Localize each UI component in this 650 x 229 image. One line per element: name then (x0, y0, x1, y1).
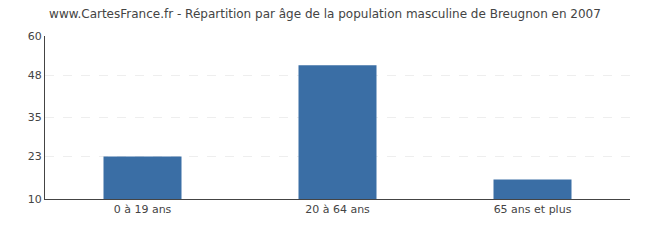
svg-text:0 à 19 ans: 0 à 19 ans (114, 203, 172, 216)
svg-text:23: 23 (28, 150, 42, 163)
svg-text:35: 35 (28, 111, 42, 124)
svg-text:10: 10 (28, 193, 42, 206)
svg-text:65 ans et plus: 65 ans et plus (494, 203, 572, 216)
svg-text:60: 60 (28, 30, 42, 43)
svg-text:www.CartesFrance.fr - Répartit: www.CartesFrance.fr - Répartition par âg… (49, 7, 601, 21)
svg-text:48: 48 (28, 69, 42, 82)
svg-text:20 à 64 ans: 20 à 64 ans (305, 203, 370, 216)
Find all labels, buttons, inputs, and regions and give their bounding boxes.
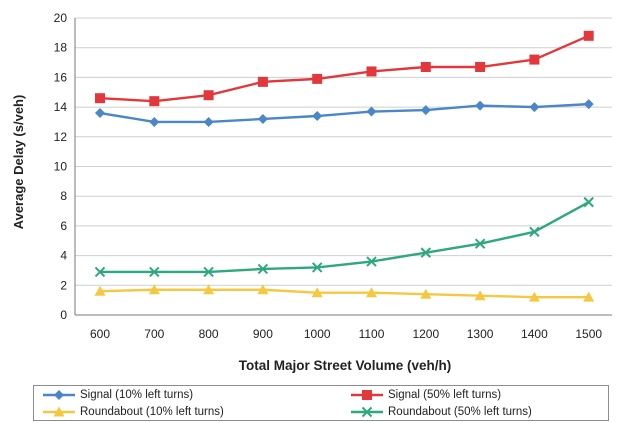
data-point: [257, 284, 269, 295]
series-2: [95, 30, 594, 107]
data-point: [257, 263, 269, 275]
data-point: [420, 288, 432, 299]
data-point: [94, 266, 106, 278]
data-point: [475, 100, 486, 111]
legend-item: Roundabout (10% left turns): [42, 404, 224, 420]
y-tick-labels: 0 2 4 6 8 10 12 14 16 18 20: [54, 11, 68, 322]
data-point: [474, 290, 486, 301]
y-tick-label: 18: [54, 41, 68, 55]
x-tick-label: 1200: [412, 327, 439, 341]
x-tick-labels: 600 700 800 900 1000 1100 1200 1300 1400 1500: [90, 327, 602, 341]
data-point: [94, 285, 106, 296]
data-point: [528, 291, 540, 302]
y-tick-label: 16: [54, 70, 68, 84]
series-1: [95, 99, 594, 127]
data-point: [583, 196, 594, 208]
data-point: [149, 266, 160, 278]
data-point: [95, 108, 105, 119]
y-tick-label: 8: [60, 189, 67, 203]
y-axis-label: Average Delay (s/veh): [11, 95, 26, 230]
data-point: [583, 99, 594, 110]
gridlines: [75, 17, 612, 286]
legend: Signal (10% left turns) Signal (50% left …: [33, 385, 609, 421]
data-point: [529, 226, 540, 238]
y-tick-label: 10: [54, 160, 68, 174]
series-line: [99, 34, 590, 103]
legend-label: Roundabout (50% left turns): [388, 406, 532, 418]
x-tick-label: 800: [199, 327, 219, 341]
legend-swatch-icon: [351, 390, 383, 400]
x-tick-label: 1000: [304, 327, 331, 341]
series-line: [99, 288, 589, 299]
y-tick-label: 20: [54, 11, 68, 25]
x-tick-label: 900: [253, 327, 273, 341]
data-point: [311, 262, 323, 273]
data-point: [366, 287, 377, 298]
y-tick-label: 0: [60, 308, 67, 322]
legend-marker: [362, 390, 372, 400]
legend-item: Signal (10% left turns): [42, 387, 193, 403]
y-tick-label: 6: [60, 219, 67, 233]
data-point: [203, 284, 215, 295]
legend-marker: [54, 390, 64, 400]
data-point: [420, 105, 431, 116]
data-point: [583, 30, 594, 41]
legend-marker: [53, 406, 65, 417]
x-tick-label: 1400: [521, 327, 548, 341]
axes: [74, 18, 612, 316]
legend-swatch-icon: [43, 390, 75, 400]
data-point: [475, 62, 486, 73]
data-point: [149, 116, 160, 127]
legend-label: Signal (10% left turns): [80, 389, 194, 401]
y-tick-label: 2: [60, 278, 67, 292]
legend-label: Signal (50% left turns): [388, 389, 502, 401]
x-tick-label: 1100: [359, 327, 385, 341]
series-3: [94, 284, 595, 302]
data-point: [257, 113, 268, 124]
data-point: [203, 266, 214, 278]
series-group: [94, 30, 595, 302]
data-point: [420, 62, 431, 73]
data-point: [148, 284, 160, 295]
legend-label: Roundabout (10% left turns): [80, 406, 224, 418]
line-chart: 0 2 4 6 8 10 12 14 16 18 20 600 700 800 900 1000 1100 12…: [11, 11, 612, 373]
y-tick-label: 12: [54, 130, 68, 144]
data-point: [420, 247, 432, 258]
y-tick-label: 4: [60, 249, 67, 263]
legend-swatch-icon: [43, 406, 75, 417]
series-4: [94, 196, 594, 278]
series-line: [99, 102, 589, 124]
legend-item: Signal (50% left turns): [350, 387, 501, 403]
data-point: [95, 93, 105, 104]
data-point: [312, 111, 323, 122]
data-point: [366, 256, 377, 267]
data-point: [149, 96, 160, 107]
data-point: [312, 73, 323, 84]
data-point: [203, 116, 214, 127]
series-line: [100, 201, 590, 274]
data-point: [529, 54, 540, 65]
legend-item: Roundabout (50% left turns): [350, 404, 532, 420]
x-tick-label: 600: [90, 327, 110, 341]
x-tick-label: 1500: [575, 327, 602, 341]
data-point: [583, 291, 595, 302]
x-tick-label: 1300: [467, 327, 494, 341]
data-point: [257, 76, 268, 87]
data-point: [203, 90, 214, 101]
legend-swatch-icon: [351, 406, 383, 418]
x-axis-label: Total Major Street Volume (veh/h): [239, 358, 452, 373]
y-tick-label: 14: [54, 100, 68, 114]
data-point: [366, 106, 377, 117]
data-point: [311, 287, 323, 298]
data-point: [474, 238, 486, 249]
x-tick-label: 700: [144, 327, 164, 341]
data-point: [366, 66, 377, 77]
legend-marker: [361, 406, 373, 418]
data-point: [529, 102, 540, 113]
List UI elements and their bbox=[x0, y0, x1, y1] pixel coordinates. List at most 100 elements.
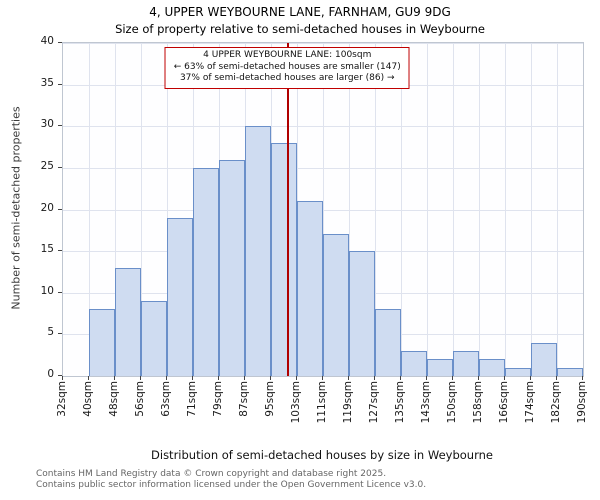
vertical-gridline bbox=[453, 43, 454, 376]
y-tick-label: 40 bbox=[40, 35, 54, 47]
vertical-gridline bbox=[531, 43, 532, 376]
histogram-bar bbox=[479, 359, 505, 376]
vertical-gridline bbox=[323, 43, 324, 376]
x-tick-mark bbox=[270, 376, 271, 380]
x-tick-mark bbox=[140, 376, 141, 380]
x-tick-mark bbox=[322, 376, 323, 380]
x-tick-label-text: 135sqm bbox=[394, 381, 406, 424]
histogram-bar bbox=[89, 309, 115, 376]
histogram-bar bbox=[219, 159, 245, 376]
vertical-gridline bbox=[89, 43, 90, 376]
y-tick-label: 5 bbox=[47, 326, 54, 339]
x-tick-label-text: 119sqm bbox=[342, 381, 354, 424]
x-tick-mark bbox=[400, 376, 401, 380]
x-tick-label: 143sqm bbox=[418, 381, 434, 423]
y-tick-label: 30 bbox=[40, 118, 54, 131]
histogram-bar bbox=[531, 342, 557, 376]
y-tick-mark bbox=[58, 42, 62, 43]
y-tick-mark bbox=[58, 333, 62, 335]
x-tick-label-text: 95sqm bbox=[264, 381, 276, 417]
x-tick-mark bbox=[62, 376, 63, 380]
y-tick-mark bbox=[58, 291, 62, 293]
y-tick-mark bbox=[58, 125, 62, 127]
histogram-bar bbox=[271, 142, 297, 376]
vertical-gridline bbox=[349, 43, 350, 376]
x-tick-label: 103sqm bbox=[288, 381, 304, 423]
footer-line-ogl: Contains public sector information licen… bbox=[36, 480, 427, 490]
histogram-bar bbox=[167, 217, 193, 376]
histogram-bar bbox=[115, 267, 141, 376]
x-axis-label: Distribution of semi-detached houses by … bbox=[151, 448, 493, 462]
x-tick-label-text: 158sqm bbox=[472, 381, 484, 424]
x-tick-label: 111sqm bbox=[314, 381, 330, 423]
y-tick-label: 10 bbox=[40, 284, 54, 297]
y-tick-mark bbox=[58, 208, 62, 210]
histogram-bar bbox=[453, 351, 479, 376]
x-tick-mark bbox=[582, 376, 583, 380]
y-tick-label: 20 bbox=[40, 201, 54, 214]
x-tick-label-text: 79sqm bbox=[212, 381, 224, 417]
x-tick-label-text: 32sqm bbox=[56, 381, 68, 417]
x-tick-mark bbox=[244, 376, 245, 380]
x-tick-label: 166sqm bbox=[496, 381, 512, 423]
plot-area: 4 UPPER WEYBOURNE LANE: 100sqm ← 63% of … bbox=[62, 42, 584, 377]
chart-title: 4, UPPER WEYBOURNE LANE, FARNHAM, GU9 9D… bbox=[149, 5, 451, 19]
histogram-bar bbox=[323, 234, 349, 376]
x-tick-label-text: 103sqm bbox=[290, 381, 302, 424]
histogram-bar bbox=[193, 167, 219, 376]
annotation-property-size: 4 UPPER WEYBOURNE LANE: 100sqm bbox=[203, 50, 372, 60]
x-tick-label-text: 166sqm bbox=[498, 381, 510, 424]
x-tick-label: 79sqm bbox=[210, 381, 226, 417]
y-tick-mark bbox=[58, 83, 62, 85]
x-tick-label: 48sqm bbox=[106, 381, 122, 417]
y-tick-label: 15 bbox=[40, 243, 54, 256]
x-tick-mark bbox=[556, 376, 557, 380]
histogram-bar bbox=[141, 301, 167, 376]
x-tick-label-text: 63sqm bbox=[160, 381, 172, 417]
x-tick-label-text: 71sqm bbox=[186, 381, 198, 417]
x-tick-mark bbox=[374, 376, 375, 380]
x-tick-mark bbox=[192, 376, 193, 380]
vertical-gridline bbox=[427, 43, 428, 376]
x-tick-label-text: 40sqm bbox=[82, 381, 94, 417]
histogram-bar bbox=[349, 251, 375, 376]
histogram-bar bbox=[375, 309, 401, 376]
vertical-gridline bbox=[557, 43, 558, 376]
x-tick-mark bbox=[504, 376, 505, 380]
histogram-bar bbox=[401, 351, 427, 376]
annotation-smaller-stat: ← 63% of semi-detached houses are smalle… bbox=[173, 61, 401, 72]
x-tick-label-text: 111sqm bbox=[316, 381, 328, 424]
vertical-gridline bbox=[115, 43, 116, 376]
x-tick-label-text: 56sqm bbox=[134, 381, 146, 417]
x-tick-label-text: 48sqm bbox=[108, 381, 120, 417]
x-tick-label: 63sqm bbox=[158, 381, 174, 417]
histogram-bar bbox=[297, 201, 323, 376]
vertical-gridline bbox=[479, 43, 480, 376]
x-tick-label: 95sqm bbox=[262, 381, 278, 417]
x-tick-label: 158sqm bbox=[470, 381, 486, 423]
x-tick-mark bbox=[348, 376, 349, 380]
x-tick-label: 174sqm bbox=[522, 381, 538, 423]
x-tick-label-text: 182sqm bbox=[550, 381, 562, 424]
x-tick-label: 127sqm bbox=[366, 381, 382, 423]
property-size-marker-line bbox=[287, 43, 289, 376]
x-tick-label: 71sqm bbox=[184, 381, 200, 417]
histogram-bar bbox=[505, 367, 531, 376]
y-tick-mark bbox=[58, 375, 62, 376]
y-tick-label: 35 bbox=[40, 76, 54, 89]
footer-attribution: Contains HM Land Registry data © Crown c… bbox=[36, 469, 426, 491]
y-tick-mark bbox=[58, 250, 62, 252]
x-tick-label: 150sqm bbox=[444, 381, 460, 423]
vertical-gridline bbox=[375, 43, 376, 376]
x-tick-label: 32sqm bbox=[54, 381, 70, 417]
x-tick-mark bbox=[530, 376, 531, 380]
x-tick-mark bbox=[88, 376, 89, 380]
x-tick-label-text: 190sqm bbox=[576, 381, 588, 424]
footer-line-hm-land-registry: Contains HM Land Registry data © Crown c… bbox=[36, 469, 387, 479]
x-tick-mark bbox=[114, 376, 115, 380]
x-tick-mark bbox=[452, 376, 453, 380]
x-tick-label-text: 150sqm bbox=[446, 381, 458, 424]
y-tick-mark bbox=[58, 166, 62, 168]
x-tick-label-text: 174sqm bbox=[524, 381, 536, 424]
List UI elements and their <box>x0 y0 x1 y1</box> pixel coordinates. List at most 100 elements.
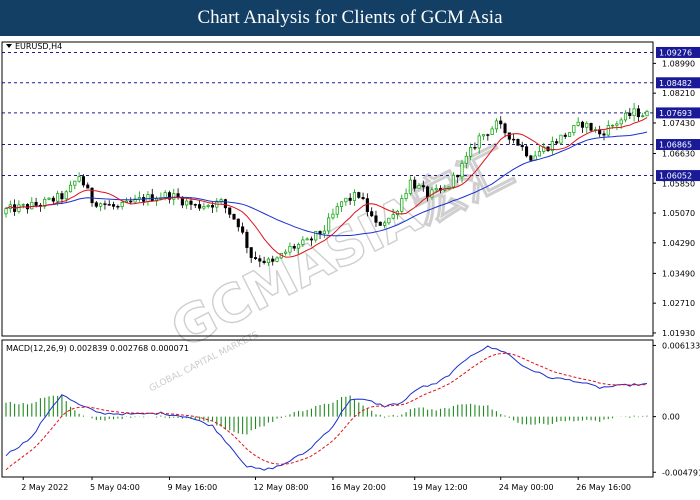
candle-body <box>68 184 73 193</box>
candle-body <box>589 122 593 131</box>
candle-body <box>559 134 563 144</box>
candle-body <box>249 247 253 258</box>
candle-body <box>486 134 490 136</box>
candle-body <box>400 198 404 212</box>
candle-body <box>47 197 51 200</box>
candle-body <box>602 133 606 136</box>
candle-body <box>206 205 210 207</box>
candle-body <box>253 257 258 260</box>
macd-y-tick-label: 0.00 <box>662 413 680 422</box>
candle-body <box>580 121 585 128</box>
candle-body <box>481 134 486 137</box>
candle-body <box>73 180 77 186</box>
candle-body <box>529 155 533 161</box>
macd-y-tick-label: -0.004791 <box>662 468 700 477</box>
candle-body <box>258 258 262 262</box>
y-tick-label: 1.05850 <box>662 179 695 188</box>
candle-body <box>370 211 374 217</box>
level-label-box <box>656 139 700 151</box>
candle-body <box>99 203 103 207</box>
macd-panel-border <box>1 339 654 478</box>
candle-body <box>284 251 288 254</box>
candle-body <box>232 213 236 220</box>
chart-title: Chart Analysis for Clients of GCM Asia <box>197 7 503 28</box>
candle-body <box>512 138 516 141</box>
candle-body <box>94 202 98 207</box>
candle-body <box>21 204 25 206</box>
candle-body <box>563 134 567 137</box>
macd-y-tick-label: 0.006133 <box>662 341 700 350</box>
price-panel-border <box>1 41 654 337</box>
candle-body <box>568 132 572 137</box>
candle-body <box>615 123 619 126</box>
candle-body <box>335 206 339 215</box>
candle-body <box>167 192 172 200</box>
candle-body <box>499 120 503 125</box>
x-tick-label: 16 May 20:00 <box>331 483 386 492</box>
candle-body <box>189 200 193 205</box>
candle-body <box>288 246 292 253</box>
x-tick-label: 12 May 08:00 <box>254 483 309 492</box>
x-tick-label: 5 May 04:00 <box>90 483 140 492</box>
candle-body <box>219 199 223 202</box>
candle-body <box>451 174 455 188</box>
candle-body <box>348 197 352 201</box>
candle-body <box>623 112 628 121</box>
watermark-brand: GCMASIA宏汇 <box>162 137 522 360</box>
candle-body <box>404 193 408 199</box>
chart-canvas: GCMASIA宏汇 GLOBAL CAPITAL MARKETS EURUSD,… <box>1 41 700 492</box>
chart-frame: 1.08990 1.08210 1.07430 1.06630 1.05850 1.050… <box>1 41 700 492</box>
moving-average-slow <box>5 131 648 237</box>
level-label-box <box>656 107 700 119</box>
candle-body <box>223 199 227 209</box>
y-tick-label: 1.08990 <box>662 59 695 68</box>
candle-body <box>494 120 498 130</box>
candle-body <box>81 176 85 186</box>
y-tick-label: 1.03490 <box>662 269 695 278</box>
candle-body <box>180 197 184 206</box>
candle-body <box>507 132 511 140</box>
candle-body <box>60 193 64 200</box>
candle-body <box>503 123 507 134</box>
candle-body <box>228 207 232 215</box>
candle-body <box>198 204 202 209</box>
candle-body <box>378 221 382 226</box>
candle-body <box>172 193 176 200</box>
moving-average-fast <box>5 117 648 258</box>
candle-body <box>611 124 615 127</box>
candle-body <box>112 204 116 207</box>
candle-body <box>456 174 460 178</box>
candle-body <box>645 111 649 117</box>
x-tick-label: 19 May 12:00 <box>413 483 468 492</box>
y-tick-label: 1.02710 <box>662 299 695 308</box>
macd-panel: MACD(12,26,9) 0.002839 0.002768 0.000071 <box>5 344 648 471</box>
candle-body <box>322 230 326 234</box>
candle-body <box>352 192 357 201</box>
candle-body <box>150 194 154 202</box>
candle-body <box>210 205 215 208</box>
candle-body <box>460 162 464 178</box>
level-label: 1.07693 <box>659 109 692 118</box>
macd-label: MACD(12,26,9) 0.002839 0.002768 0.000071 <box>6 344 189 353</box>
candle-body <box>477 135 481 149</box>
candle-body <box>43 198 47 207</box>
x-tick-label: 26 May 16:00 <box>576 483 631 492</box>
candle-body <box>314 231 318 241</box>
candle-body <box>421 185 425 188</box>
candle-body <box>520 144 524 148</box>
candle-body <box>365 198 369 212</box>
symbol-dropdown-icon <box>6 44 12 48</box>
candle-body <box>305 238 309 241</box>
y-tick-label: 1.06630 <box>662 149 695 158</box>
candle-body <box>361 197 365 199</box>
level-label: 1.09276 <box>659 48 692 57</box>
y-tick-label: 1.05070 <box>662 209 695 218</box>
candle-body <box>245 231 249 248</box>
y-tick-label: 1.08210 <box>662 89 695 98</box>
candle-body <box>606 125 610 136</box>
candle-body <box>56 193 60 202</box>
candle-body <box>408 179 412 194</box>
candle-body <box>241 226 245 233</box>
candle-body <box>318 231 322 234</box>
candle-body <box>77 176 81 182</box>
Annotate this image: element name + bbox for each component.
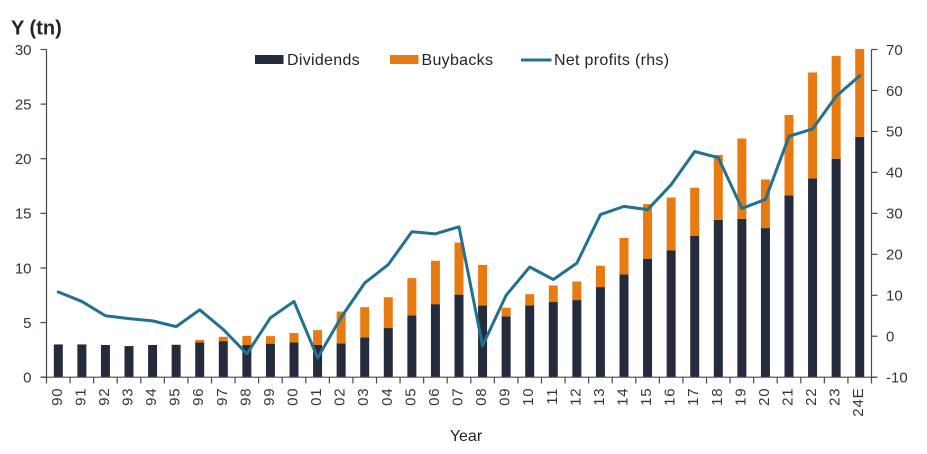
svg-text:07: 07 bbox=[450, 388, 467, 406]
svg-text:99: 99 bbox=[261, 388, 278, 406]
svg-text:21: 21 bbox=[780, 388, 797, 406]
svg-text:70: 70 bbox=[886, 42, 903, 59]
svg-text:15: 15 bbox=[15, 206, 32, 223]
svg-text:97: 97 bbox=[214, 388, 231, 406]
svg-text:40: 40 bbox=[886, 165, 903, 182]
svg-text:93: 93 bbox=[120, 388, 137, 406]
svg-text:-10: -10 bbox=[886, 370, 908, 387]
svg-text:25: 25 bbox=[15, 96, 32, 113]
svg-text:96: 96 bbox=[190, 388, 207, 406]
svg-text:06: 06 bbox=[426, 388, 443, 406]
svg-text:5: 5 bbox=[23, 315, 31, 332]
svg-text:92: 92 bbox=[96, 388, 113, 406]
svg-text:30: 30 bbox=[15, 42, 32, 59]
svg-text:23: 23 bbox=[827, 388, 844, 406]
svg-text:10: 10 bbox=[520, 388, 537, 406]
svg-text:50: 50 bbox=[886, 124, 903, 141]
svg-text:95: 95 bbox=[167, 388, 184, 406]
svg-text:05: 05 bbox=[402, 388, 419, 406]
svg-text:20: 20 bbox=[15, 151, 32, 168]
svg-text:60: 60 bbox=[886, 83, 903, 100]
svg-text:02: 02 bbox=[332, 388, 349, 406]
svg-text:19: 19 bbox=[732, 388, 749, 406]
svg-text:24E: 24E bbox=[850, 388, 867, 417]
svg-text:22: 22 bbox=[803, 388, 820, 406]
svg-text:12: 12 bbox=[567, 388, 584, 406]
svg-text:18: 18 bbox=[709, 388, 726, 406]
svg-text:03: 03 bbox=[355, 388, 372, 406]
svg-text:98: 98 bbox=[237, 388, 254, 406]
svg-text:94: 94 bbox=[143, 388, 160, 406]
svg-text:13: 13 bbox=[591, 388, 608, 406]
svg-text:30: 30 bbox=[886, 206, 903, 223]
svg-text:11: 11 bbox=[544, 388, 561, 405]
svg-text:Y (tn): Y (tn) bbox=[11, 18, 62, 40]
svg-text:08: 08 bbox=[473, 388, 490, 406]
svg-text:15: 15 bbox=[638, 388, 655, 406]
svg-text:90: 90 bbox=[49, 388, 66, 406]
svg-text:Year: Year bbox=[450, 428, 483, 445]
svg-text:0: 0 bbox=[23, 370, 31, 387]
svg-text:Net profits (rhs): Net profits (rhs) bbox=[554, 52, 669, 69]
svg-text:10: 10 bbox=[15, 260, 32, 277]
svg-text:16: 16 bbox=[662, 388, 679, 406]
svg-text:Buybacks: Buybacks bbox=[422, 52, 494, 69]
svg-text:20: 20 bbox=[886, 247, 903, 264]
svg-text:10: 10 bbox=[886, 288, 903, 305]
svg-text:20: 20 bbox=[756, 388, 773, 406]
svg-text:01: 01 bbox=[308, 388, 325, 406]
svg-text:00: 00 bbox=[285, 388, 302, 406]
svg-text:17: 17 bbox=[685, 388, 702, 406]
svg-text:0: 0 bbox=[886, 329, 894, 346]
svg-text:04: 04 bbox=[379, 388, 396, 406]
svg-text:Dividends: Dividends bbox=[287, 52, 360, 69]
svg-text:14: 14 bbox=[615, 388, 632, 406]
svg-text:91: 91 bbox=[72, 388, 89, 406]
svg-text:09: 09 bbox=[497, 388, 514, 406]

----

— Task brief —
Render the lines of the records as a numbered list, starting with the line that contains "vertical-gridline bbox=[453, 43, 454, 376]" and continuing through the line that contains "y-tick-label: 5 bbox=[47, 326, 54, 339]", both included. Omit any blank lines.

— Task solution —
1. vertical-gridline bbox=[453, 43, 454, 376]
2. y-tick-label: 40 bbox=[40, 35, 54, 47]
3. vertical-gridline bbox=[531, 43, 532, 376]
4. histogram-bar bbox=[479, 359, 505, 376]
5. vertical-gridline bbox=[323, 43, 324, 376]
6. x-tick-mark bbox=[270, 376, 271, 380]
7. x-tick-mark bbox=[140, 376, 141, 380]
8. x-tick-mark bbox=[322, 376, 323, 380]
9. x-tick-label-text: 135sqm bbox=[394, 381, 406, 424]
10. histogram-bar bbox=[89, 309, 115, 376]
11. histogram-bar bbox=[219, 159, 245, 376]
12. vertical-gridline bbox=[89, 43, 90, 376]
13. y-tick-label: 5 bbox=[47, 326, 54, 339]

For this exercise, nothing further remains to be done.